● **Brief**
Whenever a line contains the string "filled", copy it out of the entries.

● **The data**

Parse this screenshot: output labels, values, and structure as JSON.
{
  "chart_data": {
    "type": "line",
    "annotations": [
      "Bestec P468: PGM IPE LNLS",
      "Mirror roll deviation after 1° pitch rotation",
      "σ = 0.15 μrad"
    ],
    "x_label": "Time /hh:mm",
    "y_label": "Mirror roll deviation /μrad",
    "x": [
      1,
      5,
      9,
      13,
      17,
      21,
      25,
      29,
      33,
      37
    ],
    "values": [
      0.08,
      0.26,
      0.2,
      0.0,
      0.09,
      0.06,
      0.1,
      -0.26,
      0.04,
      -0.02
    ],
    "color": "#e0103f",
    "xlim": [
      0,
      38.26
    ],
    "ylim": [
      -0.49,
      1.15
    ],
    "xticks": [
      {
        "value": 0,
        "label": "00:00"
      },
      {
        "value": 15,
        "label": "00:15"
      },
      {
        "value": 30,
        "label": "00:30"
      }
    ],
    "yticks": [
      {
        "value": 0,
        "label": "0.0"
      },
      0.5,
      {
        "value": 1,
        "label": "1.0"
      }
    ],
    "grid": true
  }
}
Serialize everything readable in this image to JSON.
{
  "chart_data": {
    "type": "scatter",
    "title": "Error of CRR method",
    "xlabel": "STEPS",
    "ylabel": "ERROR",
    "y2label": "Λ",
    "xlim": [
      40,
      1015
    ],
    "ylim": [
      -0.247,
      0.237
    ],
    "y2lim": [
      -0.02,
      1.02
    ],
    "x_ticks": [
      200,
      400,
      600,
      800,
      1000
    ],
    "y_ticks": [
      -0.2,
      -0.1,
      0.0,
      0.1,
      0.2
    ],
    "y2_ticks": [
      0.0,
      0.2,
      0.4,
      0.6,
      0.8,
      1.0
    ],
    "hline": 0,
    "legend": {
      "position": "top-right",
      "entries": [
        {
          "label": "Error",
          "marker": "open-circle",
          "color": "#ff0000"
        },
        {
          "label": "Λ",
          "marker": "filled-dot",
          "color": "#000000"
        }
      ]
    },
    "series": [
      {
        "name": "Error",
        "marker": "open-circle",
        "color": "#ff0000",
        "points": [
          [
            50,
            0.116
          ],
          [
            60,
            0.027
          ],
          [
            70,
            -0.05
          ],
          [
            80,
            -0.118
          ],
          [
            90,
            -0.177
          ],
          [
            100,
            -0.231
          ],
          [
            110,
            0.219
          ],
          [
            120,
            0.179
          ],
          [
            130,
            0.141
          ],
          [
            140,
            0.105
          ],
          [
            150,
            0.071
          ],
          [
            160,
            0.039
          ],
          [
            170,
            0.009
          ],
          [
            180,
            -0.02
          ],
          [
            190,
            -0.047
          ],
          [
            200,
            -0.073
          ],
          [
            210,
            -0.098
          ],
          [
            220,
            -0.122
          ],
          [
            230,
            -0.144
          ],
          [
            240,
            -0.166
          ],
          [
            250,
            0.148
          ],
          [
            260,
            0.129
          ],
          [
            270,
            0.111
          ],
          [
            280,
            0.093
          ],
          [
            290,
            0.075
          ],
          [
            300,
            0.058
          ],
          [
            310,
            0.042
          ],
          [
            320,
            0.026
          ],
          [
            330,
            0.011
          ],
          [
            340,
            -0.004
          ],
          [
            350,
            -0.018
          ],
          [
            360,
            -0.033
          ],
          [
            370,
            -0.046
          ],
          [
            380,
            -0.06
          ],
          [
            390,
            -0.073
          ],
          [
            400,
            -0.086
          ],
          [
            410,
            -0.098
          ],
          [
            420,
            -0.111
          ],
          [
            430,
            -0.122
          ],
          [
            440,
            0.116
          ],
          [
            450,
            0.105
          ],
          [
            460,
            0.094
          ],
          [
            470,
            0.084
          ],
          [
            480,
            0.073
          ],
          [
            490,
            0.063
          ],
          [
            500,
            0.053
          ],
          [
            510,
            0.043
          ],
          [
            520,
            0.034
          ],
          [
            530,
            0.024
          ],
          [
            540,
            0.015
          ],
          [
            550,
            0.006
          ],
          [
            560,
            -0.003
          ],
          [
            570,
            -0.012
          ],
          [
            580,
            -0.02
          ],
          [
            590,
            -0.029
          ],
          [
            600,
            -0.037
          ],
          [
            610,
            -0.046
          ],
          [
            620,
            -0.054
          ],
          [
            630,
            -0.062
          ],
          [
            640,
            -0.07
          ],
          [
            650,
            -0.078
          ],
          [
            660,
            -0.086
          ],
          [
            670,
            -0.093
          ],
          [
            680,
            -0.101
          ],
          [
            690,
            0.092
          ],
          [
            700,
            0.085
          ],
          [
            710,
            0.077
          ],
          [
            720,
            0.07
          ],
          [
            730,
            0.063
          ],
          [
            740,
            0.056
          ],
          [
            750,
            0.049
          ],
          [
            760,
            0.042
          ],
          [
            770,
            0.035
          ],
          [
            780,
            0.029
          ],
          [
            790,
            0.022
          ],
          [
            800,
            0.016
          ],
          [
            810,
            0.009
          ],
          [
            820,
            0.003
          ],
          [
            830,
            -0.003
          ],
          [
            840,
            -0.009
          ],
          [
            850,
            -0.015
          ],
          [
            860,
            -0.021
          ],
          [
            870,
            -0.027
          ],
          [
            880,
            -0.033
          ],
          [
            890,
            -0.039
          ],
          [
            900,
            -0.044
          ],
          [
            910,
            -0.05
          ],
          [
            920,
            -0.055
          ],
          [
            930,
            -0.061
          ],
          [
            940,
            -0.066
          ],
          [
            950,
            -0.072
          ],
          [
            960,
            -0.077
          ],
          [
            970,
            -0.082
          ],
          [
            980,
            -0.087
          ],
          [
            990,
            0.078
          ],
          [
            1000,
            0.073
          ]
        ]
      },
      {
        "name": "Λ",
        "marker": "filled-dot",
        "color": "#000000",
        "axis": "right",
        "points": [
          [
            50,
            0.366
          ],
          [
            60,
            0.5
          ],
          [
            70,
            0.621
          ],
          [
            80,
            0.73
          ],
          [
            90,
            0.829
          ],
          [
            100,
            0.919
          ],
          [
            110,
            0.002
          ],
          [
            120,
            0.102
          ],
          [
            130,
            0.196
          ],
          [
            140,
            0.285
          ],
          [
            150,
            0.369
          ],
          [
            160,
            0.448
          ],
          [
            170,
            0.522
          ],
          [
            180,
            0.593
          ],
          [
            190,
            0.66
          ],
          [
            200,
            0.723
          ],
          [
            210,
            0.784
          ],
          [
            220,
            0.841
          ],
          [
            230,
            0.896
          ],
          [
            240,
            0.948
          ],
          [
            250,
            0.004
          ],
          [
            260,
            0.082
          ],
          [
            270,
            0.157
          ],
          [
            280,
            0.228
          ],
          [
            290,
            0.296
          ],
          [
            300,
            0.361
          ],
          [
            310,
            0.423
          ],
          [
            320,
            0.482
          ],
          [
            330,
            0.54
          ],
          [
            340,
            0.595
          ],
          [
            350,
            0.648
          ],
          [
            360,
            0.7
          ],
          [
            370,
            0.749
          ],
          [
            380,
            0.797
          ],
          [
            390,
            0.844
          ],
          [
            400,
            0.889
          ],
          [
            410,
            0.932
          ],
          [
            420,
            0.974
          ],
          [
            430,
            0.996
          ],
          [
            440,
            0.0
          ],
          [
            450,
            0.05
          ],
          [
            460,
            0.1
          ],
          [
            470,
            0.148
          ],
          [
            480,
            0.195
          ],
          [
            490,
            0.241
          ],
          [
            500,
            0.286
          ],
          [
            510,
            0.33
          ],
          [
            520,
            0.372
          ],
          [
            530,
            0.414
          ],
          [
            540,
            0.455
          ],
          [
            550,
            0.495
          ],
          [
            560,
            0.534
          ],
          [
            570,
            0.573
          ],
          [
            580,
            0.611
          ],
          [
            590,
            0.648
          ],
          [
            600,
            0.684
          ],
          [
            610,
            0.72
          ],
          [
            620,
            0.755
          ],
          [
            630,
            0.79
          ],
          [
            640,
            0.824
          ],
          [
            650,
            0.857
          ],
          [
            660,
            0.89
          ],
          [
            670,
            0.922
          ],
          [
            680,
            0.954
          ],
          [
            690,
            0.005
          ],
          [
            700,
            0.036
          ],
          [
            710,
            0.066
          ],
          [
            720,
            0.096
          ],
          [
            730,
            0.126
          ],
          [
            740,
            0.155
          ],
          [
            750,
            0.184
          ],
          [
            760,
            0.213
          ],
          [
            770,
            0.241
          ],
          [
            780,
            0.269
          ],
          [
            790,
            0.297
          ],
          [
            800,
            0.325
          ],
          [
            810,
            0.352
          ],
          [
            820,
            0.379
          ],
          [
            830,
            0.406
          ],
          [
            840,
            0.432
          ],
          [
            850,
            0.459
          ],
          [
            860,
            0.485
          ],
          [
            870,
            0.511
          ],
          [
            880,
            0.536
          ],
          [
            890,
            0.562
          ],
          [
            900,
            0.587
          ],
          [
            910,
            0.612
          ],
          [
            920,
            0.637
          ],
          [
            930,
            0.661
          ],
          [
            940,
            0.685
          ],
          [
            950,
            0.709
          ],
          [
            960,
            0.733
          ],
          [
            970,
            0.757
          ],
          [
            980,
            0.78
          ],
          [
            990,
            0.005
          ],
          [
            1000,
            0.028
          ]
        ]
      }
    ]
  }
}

● **Correct answer**
          "marker": "filled-dot",
        "marker": "filled-dot",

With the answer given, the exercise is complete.